Exercise: Copy out all lines that hold "icon".

**** Input ****

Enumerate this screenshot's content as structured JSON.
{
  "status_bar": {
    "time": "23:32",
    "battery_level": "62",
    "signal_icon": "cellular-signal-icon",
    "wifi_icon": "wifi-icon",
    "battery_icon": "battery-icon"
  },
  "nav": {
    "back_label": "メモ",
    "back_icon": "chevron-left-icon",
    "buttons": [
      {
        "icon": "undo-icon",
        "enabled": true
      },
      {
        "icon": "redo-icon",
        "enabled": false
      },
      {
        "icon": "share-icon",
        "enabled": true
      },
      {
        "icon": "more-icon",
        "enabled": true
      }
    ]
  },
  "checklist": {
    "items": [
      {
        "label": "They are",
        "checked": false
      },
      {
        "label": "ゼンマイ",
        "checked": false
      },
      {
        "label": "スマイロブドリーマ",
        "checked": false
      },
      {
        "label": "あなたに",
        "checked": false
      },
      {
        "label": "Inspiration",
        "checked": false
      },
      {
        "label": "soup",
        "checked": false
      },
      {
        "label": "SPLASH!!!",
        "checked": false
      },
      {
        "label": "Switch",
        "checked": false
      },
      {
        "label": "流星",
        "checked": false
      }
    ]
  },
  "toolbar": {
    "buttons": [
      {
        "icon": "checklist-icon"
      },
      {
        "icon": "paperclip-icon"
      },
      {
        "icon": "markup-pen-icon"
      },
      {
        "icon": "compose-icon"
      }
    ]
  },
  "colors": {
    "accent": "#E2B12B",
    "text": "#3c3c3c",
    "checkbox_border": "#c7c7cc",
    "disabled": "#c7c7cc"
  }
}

****

Task response:
    "signal_icon": "cellular-signal-icon",
    "wifi_icon": "wifi-icon",
    "battery_icon": "battery-icon"
    "back_icon": "chevron-left-icon",
        "icon": "undo-icon",
        "icon": "redo-icon",
        "icon": "share-icon",
        "icon": "more-icon",
        "icon": "checklist-icon"
        "icon": "paperclip-icon"
        "icon": "markup-pen-icon"
        "icon": "compose-icon"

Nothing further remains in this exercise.